"""

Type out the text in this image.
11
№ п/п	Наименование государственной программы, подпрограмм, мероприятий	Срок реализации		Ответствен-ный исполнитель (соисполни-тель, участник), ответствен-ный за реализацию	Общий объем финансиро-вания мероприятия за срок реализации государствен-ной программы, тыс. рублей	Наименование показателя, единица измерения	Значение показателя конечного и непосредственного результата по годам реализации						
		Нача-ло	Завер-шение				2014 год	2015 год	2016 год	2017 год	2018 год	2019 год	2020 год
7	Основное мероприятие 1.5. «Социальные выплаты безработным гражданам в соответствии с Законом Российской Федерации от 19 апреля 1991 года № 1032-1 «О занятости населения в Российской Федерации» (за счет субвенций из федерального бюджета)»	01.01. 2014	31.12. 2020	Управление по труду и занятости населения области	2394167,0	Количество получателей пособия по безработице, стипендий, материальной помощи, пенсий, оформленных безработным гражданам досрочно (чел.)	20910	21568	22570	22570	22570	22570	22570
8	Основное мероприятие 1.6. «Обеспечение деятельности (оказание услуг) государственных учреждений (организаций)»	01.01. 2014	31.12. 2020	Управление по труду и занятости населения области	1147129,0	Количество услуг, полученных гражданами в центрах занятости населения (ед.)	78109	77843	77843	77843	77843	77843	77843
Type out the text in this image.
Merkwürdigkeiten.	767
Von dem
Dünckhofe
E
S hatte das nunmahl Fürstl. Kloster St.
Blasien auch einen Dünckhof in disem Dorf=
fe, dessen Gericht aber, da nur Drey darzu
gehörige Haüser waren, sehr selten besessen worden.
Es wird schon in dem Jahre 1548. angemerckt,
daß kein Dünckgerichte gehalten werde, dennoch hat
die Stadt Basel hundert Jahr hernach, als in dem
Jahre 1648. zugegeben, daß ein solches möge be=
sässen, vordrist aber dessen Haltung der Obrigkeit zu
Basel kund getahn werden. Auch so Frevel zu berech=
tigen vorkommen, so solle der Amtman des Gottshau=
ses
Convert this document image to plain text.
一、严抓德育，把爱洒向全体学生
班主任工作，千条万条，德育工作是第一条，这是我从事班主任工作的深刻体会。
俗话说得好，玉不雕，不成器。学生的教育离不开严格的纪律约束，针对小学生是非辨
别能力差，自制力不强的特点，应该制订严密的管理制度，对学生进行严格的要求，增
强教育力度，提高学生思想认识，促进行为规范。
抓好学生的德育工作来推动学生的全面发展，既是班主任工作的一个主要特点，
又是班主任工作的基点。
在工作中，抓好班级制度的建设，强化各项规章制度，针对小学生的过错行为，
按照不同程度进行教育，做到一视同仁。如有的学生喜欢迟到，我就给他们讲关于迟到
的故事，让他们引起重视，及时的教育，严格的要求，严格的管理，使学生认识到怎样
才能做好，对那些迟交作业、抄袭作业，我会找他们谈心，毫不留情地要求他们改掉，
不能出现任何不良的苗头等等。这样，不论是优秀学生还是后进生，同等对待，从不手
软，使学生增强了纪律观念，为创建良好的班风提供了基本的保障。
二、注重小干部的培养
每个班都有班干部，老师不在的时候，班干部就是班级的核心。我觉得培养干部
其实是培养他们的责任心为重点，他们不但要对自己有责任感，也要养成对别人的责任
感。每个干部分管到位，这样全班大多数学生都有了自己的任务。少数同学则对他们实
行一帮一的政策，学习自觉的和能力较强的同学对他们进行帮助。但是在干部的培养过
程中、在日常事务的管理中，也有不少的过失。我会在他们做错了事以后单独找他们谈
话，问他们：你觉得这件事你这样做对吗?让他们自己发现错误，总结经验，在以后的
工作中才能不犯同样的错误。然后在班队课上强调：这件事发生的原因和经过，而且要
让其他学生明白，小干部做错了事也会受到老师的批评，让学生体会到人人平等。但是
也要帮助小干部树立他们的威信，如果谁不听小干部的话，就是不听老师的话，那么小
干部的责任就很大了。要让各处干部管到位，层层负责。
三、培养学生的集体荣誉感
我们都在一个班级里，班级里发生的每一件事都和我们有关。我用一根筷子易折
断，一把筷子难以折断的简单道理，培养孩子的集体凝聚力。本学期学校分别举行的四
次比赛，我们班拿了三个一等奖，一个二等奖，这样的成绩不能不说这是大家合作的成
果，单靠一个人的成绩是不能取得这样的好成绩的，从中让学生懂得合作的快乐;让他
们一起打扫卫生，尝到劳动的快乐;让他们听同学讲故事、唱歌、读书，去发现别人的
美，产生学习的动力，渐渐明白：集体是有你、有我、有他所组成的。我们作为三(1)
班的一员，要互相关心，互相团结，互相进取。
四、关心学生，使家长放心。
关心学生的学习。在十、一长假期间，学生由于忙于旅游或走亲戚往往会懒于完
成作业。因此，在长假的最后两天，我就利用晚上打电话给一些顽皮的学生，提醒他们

"""

Repeat each record exactly, leaving nothing out.

▶ _SOLUTION TO THIS PROBLEM_:
Type out the text in this image.
11
№ п/п	Наименование государственной программы, подпрограмм, мероприятий	Срок реализации		Ответствен-ный исполнитель (соисполни-тель, участник), ответствен-ный за реализацию	Общий объем финансиро-вания мероприятия за срок реализации государствен-ной программы, тыс. рублей	Наименование показателя, единица измерения	Значение показателя конечного и непосредственного результата по годам реализации						
		Нача-ло	Завер-шение				2014 год	2015 год	2016 год	2017 год	2018 год	2019 год	2020 год
7	Основное мероприятие 1.5. «Социальные выплаты безработным гражданам в соответствии с Законом Российской Федерации от 19 апреля 1991 года № 1032-1 «О занятости населения в Российской Федерации» (за счет субвенций из федерального бюджета)»	01.01. 2014	31.12. 2020	Управление по труду и занятости населения области	2394167,0	Количество получателей пособия по безработице, стипендий, материальной помощи, пенсий, оформленных безработным гражданам досрочно (чел.)	20910	21568	22570	22570	22570	22570	22570
8	Основное мероприятие 1.6. «Обеспечение деятельности (оказание услуг) государственных учреждений (организаций)»	01.01. 2014	31.12. 2020	Управление по труду и занятости населения области	1147129,0	Количество услуг, полученных гражданами в центрах занятости населения (ед.)	78109	77843	77843	77843	77843	77843	77843
Type out the text in this image.
Merkwürdigkeiten.	767
Von dem
Dünckhofe
E
S hatte das nunmahl Fürstl. Kloster St.
Blasien auch einen Dünckhof in disem Dorf=
fe, dessen Gericht aber, da nur Drey darzu
gehörige Haüser waren, sehr selten besessen worden.
Es wird schon in dem Jahre 1548. angemerckt,
daß kein Dünckgerichte gehalten werde, dennoch hat
die Stadt Basel hundert Jahr hernach, als in dem
Jahre 1648. zugegeben, daß ein solches möge be=
sässen, vordrist aber dessen Haltung der Obrigkeit zu
Basel kund getahn werden. Auch so Frevel zu berech=
tigen vorkommen, so solle der Amtman des Gottshau=
ses
Convert this document image to plain text.
一、严抓德育，把爱洒向全体学生
班主任工作，千条万条，德育工作是第一条，这是我从事班主任工作的深刻体会。
俗话说得好，玉不雕，不成器。学生的教育离不开严格的纪律约束，针对小学生是非辨
别能力差，自制力不强的特点，应该制订严密的管理制度，对学生进行严格的要求，增
强教育力度，提高学生思想认识，促进行为规范。
抓好学生的德育工作来推动学生的全面发展，既是班主任工作的一个主要特点，
又是班主任工作的基点。
在工作中，抓好班级制度的建设，强化各项规章制度，针对小学生的过错行为，
按照不同程度进行教育，做到一视同仁。如有的学生喜欢迟到，我就给他们讲关于迟到
的故事，让他们引起重视，及时的教育，严格的要求，严格的管理，使学生认识到怎样
才能做好，对那些迟交作业、抄袭作业，我会找他们谈心，毫不留情地要求他们改掉，
不能出现任何不良的苗头等等。这样，不论是优秀学生还是后进生，同等对待，从不手
软，使学生增强了纪律观念，为创建良好的班风提供了基本的保障。
二、注重小干部的培养
每个班都有班干部，老师不在的时候，班干部就是班级的核心。我觉得培养干部
其实是培养他们的责任心为重点，他们不但要对自己有责任感，也要养成对别人的责任
感。每个干部分管到位，这样全班大多数学生都有了自己的任务。少数同学则对他们实
行一帮一的政策，学习自觉的和能力较强的同学对他们进行帮助。但是在干部的培养过
程中、在日常事务的管理中，也有不少的过失。我会在他们做错了事以后单独找他们谈
话，问他们：你觉得这件事你这样做对吗?让他们自己发现错误，总结经验，在以后的
工作中才能不犯同样的错误。然后在班队课上强调：这件事发生的原因和经过，而且要
让其他学生明白，小干部做错了事也会受到老师的批评，让学生体会到人人平等。但是
也要帮助小干部树立他们的威信，如果谁不听小干部的话，就是不听老师的话，那么小
干部的责任就很大了。要让各处干部管到位，层层负责。
三、培养学生的集体荣誉感
我们都在一个班级里，班级里发生的每一件事都和我们有关。我用一根筷子易折
断，一把筷子难以折断的简单道理，培养孩子的集体凝聚力。本学期学校分别举行的四
次比赛，我们班拿了三个一等奖，一个二等奖，这样的成绩不能不说这是大家合作的成
果，单靠一个人的成绩是不能取得这样的好成绩的，从中让学生懂得合作的快乐;让他
们一起打扫卫生，尝到劳动的快乐;让他们听同学讲故事、唱歌、读书，去发现别人的
美，产生学习的动力，渐渐明白：集体是有你、有我、有他所组成的。我们作为三(1)
班的一员，要互相关心，互相团结，互相进取。
四、关心学生，使家长放心。
关心学生的学习。在十、一长假期间，学生由于忙于旅游或走亲戚往往会懒于完
成作业。因此，在长假的最后两天，我就利用晚上打电话给一些顽皮的学生，提醒他们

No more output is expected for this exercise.